►

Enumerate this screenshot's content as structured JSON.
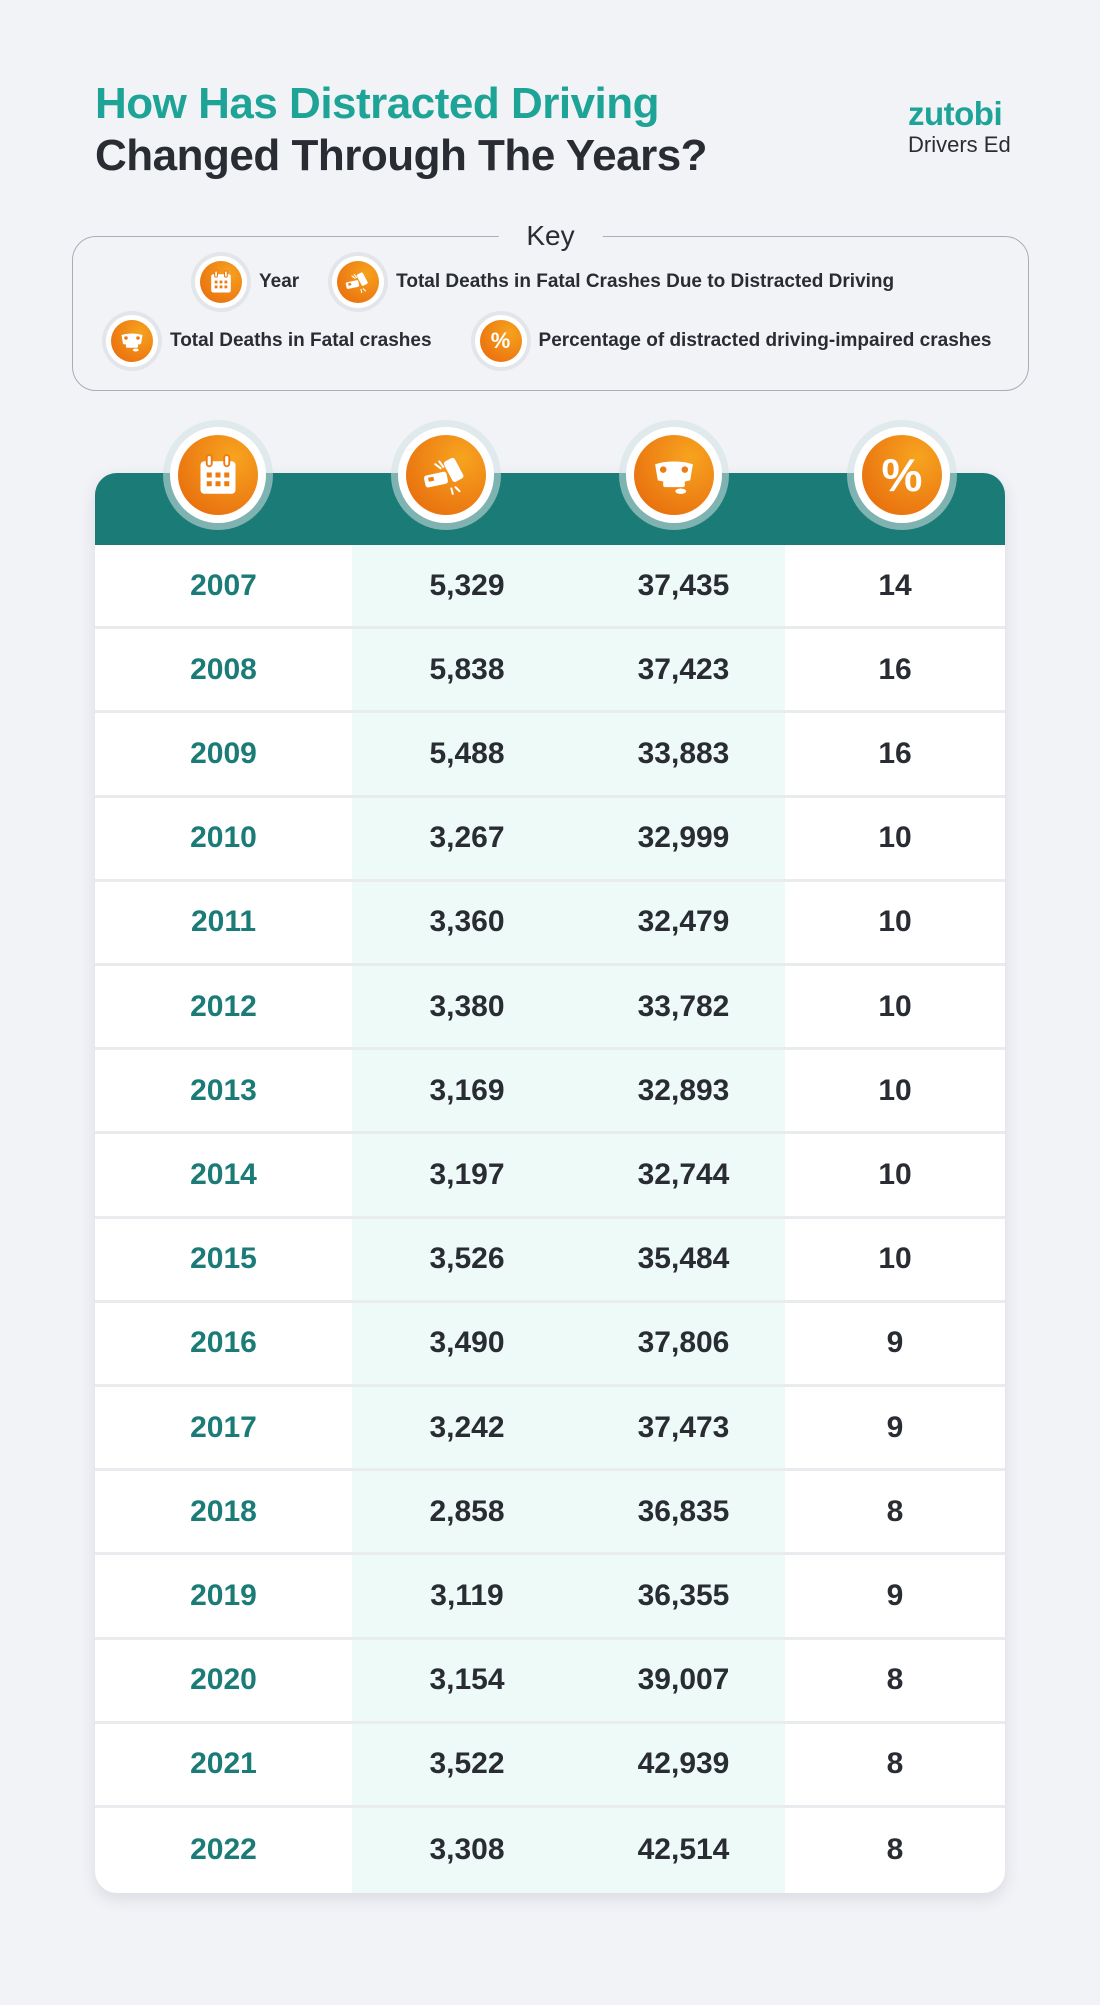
{
  "title": {
    "line1": "How Has Distracted Driving",
    "line2": "Changed Through The Years?"
  },
  "logo": {
    "brand": "zutobi",
    "sub": "Drivers Ed"
  },
  "key": {
    "title": "Key",
    "items": [
      {
        "icon": "calendar-icon",
        "label": "Year"
      },
      {
        "icon": "car-collision-icon",
        "label": "Total Deaths in Fatal Crashes Due to Distracted Driving"
      },
      {
        "icon": "overturned-car-icon",
        "label": "Total Deaths in Fatal crashes"
      },
      {
        "icon": "percent-icon",
        "glyph": "%",
        "label": "Percentage of distracted driving-impaired crashes"
      }
    ]
  },
  "colors": {
    "teal_title": "#1ea497",
    "teal_header": "#1b7b77",
    "orange": "#ee7a12",
    "dark_text": "#2a2c33",
    "background": "#f2f3f7",
    "highlight_column": "#eefaf8"
  },
  "table": {
    "header_icons": [
      "calendar-icon",
      "car-collision-icon",
      "overturned-car-icon",
      "percent-icon"
    ],
    "percent_glyph": "%",
    "rows": [
      {
        "year": "2007",
        "distracted_deaths": "5,329",
        "total_deaths": "37,435",
        "percent": "14"
      },
      {
        "year": "2008",
        "distracted_deaths": "5,838",
        "total_deaths": "37,423",
        "percent": "16"
      },
      {
        "year": "2009",
        "distracted_deaths": "5,488",
        "total_deaths": "33,883",
        "percent": "16"
      },
      {
        "year": "2010",
        "distracted_deaths": "3,267",
        "total_deaths": "32,999",
        "percent": "10"
      },
      {
        "year": "2011",
        "distracted_deaths": "3,360",
        "total_deaths": "32,479",
        "percent": "10"
      },
      {
        "year": "2012",
        "distracted_deaths": "3,380",
        "total_deaths": "33,782",
        "percent": "10"
      },
      {
        "year": "2013",
        "distracted_deaths": "3,169",
        "total_deaths": "32,893",
        "percent": "10"
      },
      {
        "year": "2014",
        "distracted_deaths": "3,197",
        "total_deaths": "32,744",
        "percent": "10"
      },
      {
        "year": "2015",
        "distracted_deaths": "3,526",
        "total_deaths": "35,484",
        "percent": "10"
      },
      {
        "year": "2016",
        "distracted_deaths": "3,490",
        "total_deaths": "37,806",
        "percent": "9"
      },
      {
        "year": "2017",
        "distracted_deaths": "3,242",
        "total_deaths": "37,473",
        "percent": "9"
      },
      {
        "year": "2018",
        "distracted_deaths": "2,858",
        "total_deaths": "36,835",
        "percent": "8"
      },
      {
        "year": "2019",
        "distracted_deaths": "3,119",
        "total_deaths": "36,355",
        "percent": "9"
      },
      {
        "year": "2020",
        "distracted_deaths": "3,154",
        "total_deaths": "39,007",
        "percent": "8"
      },
      {
        "year": "2021",
        "distracted_deaths": "3,522",
        "total_deaths": "42,939",
        "percent": "8"
      },
      {
        "year": "2022",
        "distracted_deaths": "3,308",
        "total_deaths": "42,514",
        "percent": "8"
      }
    ]
  },
  "chart_data": {
    "type": "table",
    "title": "How Has Distracted Driving Changed Through The Years?",
    "columns": [
      "Year",
      "Total Deaths in Fatal Crashes Due to Distracted Driving",
      "Total Deaths in Fatal crashes",
      "Percentage of distracted driving-impaired crashes"
    ],
    "categories": [
      "2007",
      "2008",
      "2009",
      "2010",
      "2011",
      "2012",
      "2013",
      "2014",
      "2015",
      "2016",
      "2017",
      "2018",
      "2019",
      "2020",
      "2021",
      "2022"
    ],
    "series": [
      {
        "name": "Total Deaths in Fatal Crashes Due to Distracted Driving",
        "values": [
          5329,
          5838,
          5488,
          3267,
          3360,
          3380,
          3169,
          3197,
          3526,
          3490,
          3242,
          2858,
          3119,
          3154,
          3522,
          3308
        ]
      },
      {
        "name": "Total Deaths in Fatal crashes",
        "values": [
          37435,
          37423,
          33883,
          32999,
          32479,
          33782,
          32893,
          32744,
          35484,
          37806,
          37473,
          36835,
          36355,
          39007,
          42939,
          42514
        ]
      },
      {
        "name": "Percentage of distracted driving-impaired crashes",
        "values": [
          14,
          16,
          16,
          10,
          10,
          10,
          10,
          10,
          10,
          9,
          9,
          8,
          9,
          8,
          8,
          8
        ]
      }
    ]
  }
}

◄

Without the pictures, repeat all the records word for word.

Enumerate this screenshot's content as structured JSON.
{
  "title": {
    "line1": "How Has Distracted Driving",
    "line2": "Changed Through The Years?"
  },
  "logo": {
    "brand": "zutobi",
    "sub": "Drivers Ed"
  },
  "key": {
    "title": "Key",
    "items": [
      {
        "icon": "calendar-icon",
        "label": "Year"
      },
      {
        "icon": "car-collision-icon",
        "label": "Total Deaths in Fatal Crashes Due to Distracted Driving"
      },
      {
        "icon": "overturned-car-icon",
        "label": "Total Deaths in Fatal crashes"
      },
      {
        "icon": "percent-icon",
        "glyph": "%",
        "label": "Percentage of distracted driving-impaired crashes"
      }
    ]
  },
  "colors": {
    "teal_title": "#1ea497",
    "teal_header": "#1b7b77",
    "orange": "#ee7a12",
    "dark_text": "#2a2c33",
    "background": "#f2f3f7",
    "highlight_column": "#eefaf8"
  },
  "table": {
    "header_icons": [
      "calendar-icon",
      "car-collision-icon",
      "overturned-car-icon",
      "percent-icon"
    ],
    "percent_glyph": "%",
    "rows": [
      {
        "year": "2007",
        "distracted_deaths": "5,329",
        "total_deaths": "37,435",
        "percent": "14"
      },
      {
        "year": "2008",
        "distracted_deaths": "5,838",
        "total_deaths": "37,423",
        "percent": "16"
      },
      {
        "year": "2009",
        "distracted_deaths": "5,488",
        "total_deaths": "33,883",
        "percent": "16"
      },
      {
        "year": "2010",
        "distracted_deaths": "3,267",
        "total_deaths": "32,999",
        "percent": "10"
      },
      {
        "year": "2011",
        "distracted_deaths": "3,360",
        "total_deaths": "32,479",
        "percent": "10"
      },
      {
        "year": "2012",
        "distracted_deaths": "3,380",
        "total_deaths": "33,782",
        "percent": "10"
      },
      {
        "year": "2013",
        "distracted_deaths": "3,169",
        "total_deaths": "32,893",
        "percent": "10"
      },
      {
        "year": "2014",
        "distracted_deaths": "3,197",
        "total_deaths": "32,744",
        "percent": "10"
      },
      {
        "year": "2015",
        "distracted_deaths": "3,526",
        "total_deaths": "35,484",
        "percent": "10"
      },
      {
        "year": "2016",
        "distracted_deaths": "3,490",
        "total_deaths": "37,806",
        "percent": "9"
      },
      {
        "year": "2017",
        "distracted_deaths": "3,242",
        "total_deaths": "37,473",
        "percent": "9"
      },
      {
        "year": "2018",
        "distracted_deaths": "2,858",
        "total_deaths": "36,835",
        "percent": "8"
      },
      {
        "year": "2019",
        "distracted_deaths": "3,119",
        "total_deaths": "36,355",
        "percent": "9"
      },
      {
        "year": "2020",
        "distracted_deaths": "3,154",
        "total_deaths": "39,007",
        "percent": "8"
      },
      {
        "year": "2021",
        "distracted_deaths": "3,522",
        "total_deaths": "42,939",
        "percent": "8"
      },
      {
        "year": "2022",
        "distracted_deaths": "3,308",
        "total_deaths": "42,514",
        "percent": "8"
      }
    ]
  },
  "chart_data": {
    "type": "table",
    "title": "How Has Distracted Driving Changed Through The Years?",
    "columns": [
      "Year",
      "Total Deaths in Fatal Crashes Due to Distracted Driving",
      "Total Deaths in Fatal crashes",
      "Percentage of distracted driving-impaired crashes"
    ],
    "categories": [
      "2007",
      "2008",
      "2009",
      "2010",
      "2011",
      "2012",
      "2013",
      "2014",
      "2015",
      "2016",
      "2017",
      "2018",
      "2019",
      "2020",
      "2021",
      "2022"
    ],
    "series": [
      {
        "name": "Total Deaths in Fatal Crashes Due to Distracted Driving",
        "values": [
          5329,
          5838,
          5488,
          3267,
          3360,
          3380,
          3169,
          3197,
          3526,
          3490,
          3242,
          2858,
          3119,
          3154,
          3522,
          3308
        ]
      },
      {
        "name": "Total Deaths in Fatal crashes",
        "values": [
          37435,
          37423,
          33883,
          32999,
          32479,
          33782,
          32893,
          32744,
          35484,
          37806,
          37473,
          36835,
          36355,
          39007,
          42939,
          42514
        ]
      },
      {
        "name": "Percentage of distracted driving-impaired crashes",
        "values": [
          14,
          16,
          16,
          10,
          10,
          10,
          10,
          10,
          10,
          9,
          9,
          8,
          9,
          8,
          8,
          8
        ]
      }
    ]
  }
}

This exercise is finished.